> [YOUR GOAL] Every line of the listing must be reproduced as it stands. Leave the images behind.

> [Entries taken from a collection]
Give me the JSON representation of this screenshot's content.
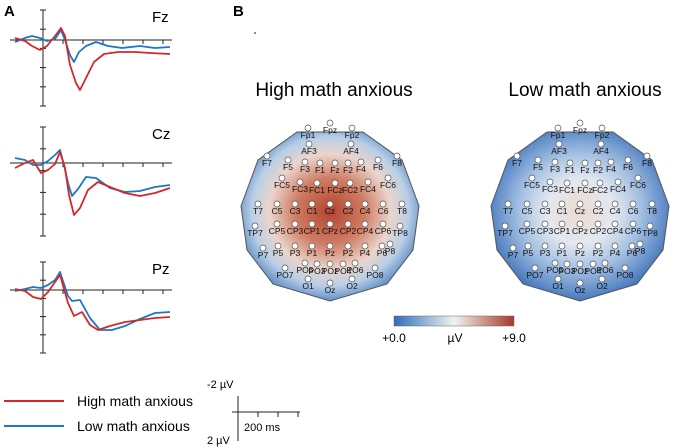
{
  "panel_a": {
    "label": "A",
    "channels": [
      {
        "name": "Fz"
      },
      {
        "name": "Cz"
      },
      {
        "name": "Pz"
      }
    ],
    "colors": {
      "high": "#d62728",
      "low": "#1f77c4"
    }
  },
  "legend": {
    "items": [
      {
        "label": "High math anxious",
        "color": "#d62728"
      },
      {
        "label": "Low math anxious",
        "color": "#1f77c4"
      }
    ]
  },
  "scale_bar": {
    "top_label": "-2 µV",
    "bottom_label": "2 µV",
    "time_label": "200 ms"
  },
  "panel_b": {
    "label": "B",
    "maps": [
      {
        "title": "High math anxious",
        "condition": "high"
      },
      {
        "title": "Low math anxious",
        "condition": "low"
      }
    ],
    "electrodes": [
      "Fp1",
      "Fpz",
      "Fp2",
      "AF3",
      "AF4",
      "F7",
      "F5",
      "F3",
      "F1",
      "Fz",
      "F2",
      "F4",
      "F6",
      "F8",
      "FC5",
      "FC3",
      "FC1",
      "FCz",
      "FC2",
      "FC4",
      "FC6",
      "T7",
      "C5",
      "C3",
      "C1",
      "Cz",
      "C2",
      "C4",
      "C6",
      "T8",
      "TP7",
      "CP5",
      "CP3",
      "CP1",
      "CPz",
      "CP2",
      "CP4",
      "CP6",
      "TP8",
      "P7",
      "P5",
      "P3",
      "P1",
      "Pz",
      "P2",
      "P4",
      "P6",
      "P8",
      "PO7",
      "PO5",
      "PO3",
      "POz",
      "PO4",
      "PO6",
      "PO8",
      "O1",
      "Oz",
      "O2"
    ],
    "colorbar": {
      "min_label": "+0.0",
      "unit_label": "µV",
      "max_label": "+9.0",
      "min_color": "#2f6db5",
      "mid_color": "#f2f2f2",
      "max_color": "#a8382a"
    }
  }
}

> [FULL ANSWER]
Give me the JSON representation of this screenshot's content.
{
  "panel_a": {
    "label": "A",
    "channels": [
      {
        "name": "Fz"
      },
      {
        "name": "Cz"
      },
      {
        "name": "Pz"
      }
    ],
    "colors": {
      "high": "#d62728",
      "low": "#1f77c4"
    }
  },
  "legend": {
    "items": [
      {
        "label": "High math anxious",
        "color": "#d62728"
      },
      {
        "label": "Low math anxious",
        "color": "#1f77c4"
      }
    ]
  },
  "scale_bar": {
    "top_label": "-2 µV",
    "bottom_label": "2 µV",
    "time_label": "200 ms"
  },
  "panel_b": {
    "label": "B",
    "maps": [
      {
        "title": "High math anxious",
        "condition": "high"
      },
      {
        "title": "Low math anxious",
        "condition": "low"
      }
    ],
    "electrodes": [
      "Fp1",
      "Fpz",
      "Fp2",
      "AF3",
      "AF4",
      "F7",
      "F5",
      "F3",
      "F1",
      "Fz",
      "F2",
      "F4",
      "F6",
      "F8",
      "FC5",
      "FC3",
      "FC1",
      "FCz",
      "FC2",
      "FC4",
      "FC6",
      "T7",
      "C5",
      "C3",
      "C1",
      "Cz",
      "C2",
      "C4",
      "C6",
      "T8",
      "TP7",
      "CP5",
      "CP3",
      "CP1",
      "CPz",
      "CP2",
      "CP4",
      "CP6",
      "TP8",
      "P7",
      "P5",
      "P3",
      "P1",
      "Pz",
      "P2",
      "P4",
      "P6",
      "P8",
      "PO7",
      "PO5",
      "PO3",
      "POz",
      "PO4",
      "PO6",
      "PO8",
      "O1",
      "Oz",
      "O2"
    ],
    "colorbar": {
      "min_label": "+0.0",
      "unit_label": "µV",
      "max_label": "+9.0",
      "min_color": "#2f6db5",
      "mid_color": "#f2f2f2",
      "max_color": "#a8382a"
    }
  }
}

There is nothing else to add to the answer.